● Set task
Every line below should be copied exactly; drop the pictures.

Dataset entries on figures:
** START **

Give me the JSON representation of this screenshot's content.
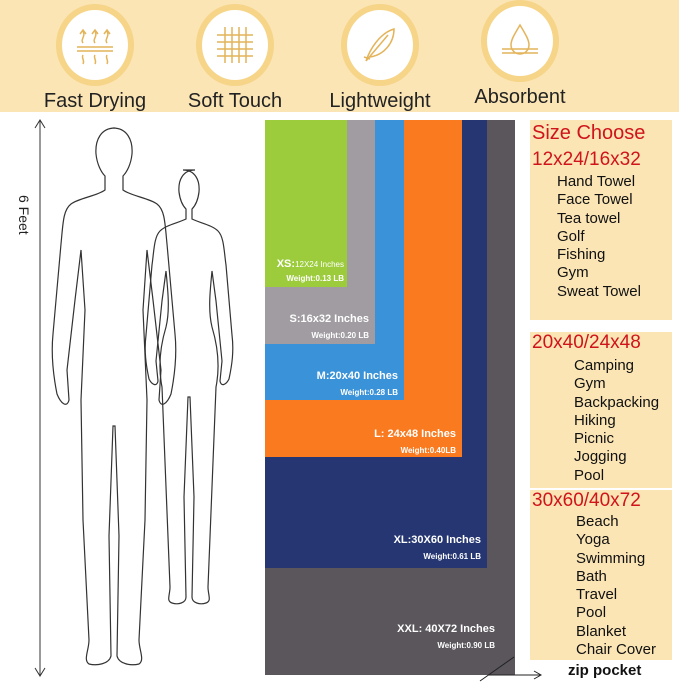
{
  "features": [
    {
      "label": "Fast Drying",
      "icon": "heat-waves-icon"
    },
    {
      "label": "Soft Touch",
      "icon": "mesh-fabric-icon"
    },
    {
      "label": "Lightweight",
      "icon": "feather-icon"
    },
    {
      "label": "Absorbent",
      "icon": "water-drop-icon"
    }
  ],
  "height_label": "6 Feet",
  "towels": [
    {
      "size": "XXL: 40X72 Inches",
      "weight": "Weight:0.90 LB",
      "color": "#5a565c"
    },
    {
      "size": "XL:30X60 Inches",
      "weight": "Weight:0.61 LB",
      "color": "#253672"
    },
    {
      "size": "L: 24x48 Inches",
      "weight": "Weight:0.40LB",
      "color": "#f97a1f"
    },
    {
      "size": "M:20x40 Inches",
      "weight": "Weight:0.28 LB",
      "color": "#3a92d9"
    },
    {
      "size": "S:16x32 Inches",
      "weight": "Weight:0.20 LB",
      "color": "#a09ca1"
    },
    {
      "size_prefix": "XS:",
      "size": "12X24 Inches",
      "weight": "Weight:0.13 LB",
      "color": "#9ccc3c"
    }
  ],
  "zip_label": "zip pocket",
  "size_choose": "Size Choose",
  "groups": [
    {
      "heading": "12x24/16x32",
      "items": [
        "Hand Towel",
        "Face Towel",
        "Tea towel",
        "Golf",
        "Fishing",
        "Gym",
        "Sweat Towel"
      ]
    },
    {
      "heading": "20x40/24x48",
      "items": [
        "Camping",
        "Gym",
        "Backpacking",
        "Hiking",
        "Picnic",
        "Jogging",
        "Pool"
      ]
    },
    {
      "heading": "30x60/40x72",
      "items": [
        "Beach",
        "Yoga",
        "Swimming",
        "Bath",
        "Travel",
        "Pool",
        "Blanket",
        "Chair Cover"
      ]
    }
  ]
}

** END **

● The answer
Give me the JSON representation of this screenshot's content.
{
  "features": [
    {
      "label": "Fast Drying",
      "icon": "heat-waves-icon"
    },
    {
      "label": "Soft Touch",
      "icon": "mesh-fabric-icon"
    },
    {
      "label": "Lightweight",
      "icon": "feather-icon"
    },
    {
      "label": "Absorbent",
      "icon": "water-drop-icon"
    }
  ],
  "height_label": "6 Feet",
  "towels": [
    {
      "size": "XXL: 40X72 Inches",
      "weight": "Weight:0.90 LB",
      "color": "#5a565c"
    },
    {
      "size": "XL:30X60 Inches",
      "weight": "Weight:0.61 LB",
      "color": "#253672"
    },
    {
      "size": "L: 24x48 Inches",
      "weight": "Weight:0.40LB",
      "color": "#f97a1f"
    },
    {
      "size": "M:20x40 Inches",
      "weight": "Weight:0.28 LB",
      "color": "#3a92d9"
    },
    {
      "size": "S:16x32 Inches",
      "weight": "Weight:0.20 LB",
      "color": "#a09ca1"
    },
    {
      "size_prefix": "XS:",
      "size": "12X24 Inches",
      "weight": "Weight:0.13 LB",
      "color": "#9ccc3c"
    }
  ],
  "zip_label": "zip pocket",
  "size_choose": "Size Choose",
  "groups": [
    {
      "heading": "12x24/16x32",
      "items": [
        "Hand Towel",
        "Face Towel",
        "Tea towel",
        "Golf",
        "Fishing",
        "Gym",
        "Sweat Towel"
      ]
    },
    {
      "heading": "20x40/24x48",
      "items": [
        "Camping",
        "Gym",
        "Backpacking",
        "Hiking",
        "Picnic",
        "Jogging",
        "Pool"
      ]
    },
    {
      "heading": "30x60/40x72",
      "items": [
        "Beach",
        "Yoga",
        "Swimming",
        "Bath",
        "Travel",
        "Pool",
        "Blanket",
        "Chair Cover"
      ]
    }
  ]
}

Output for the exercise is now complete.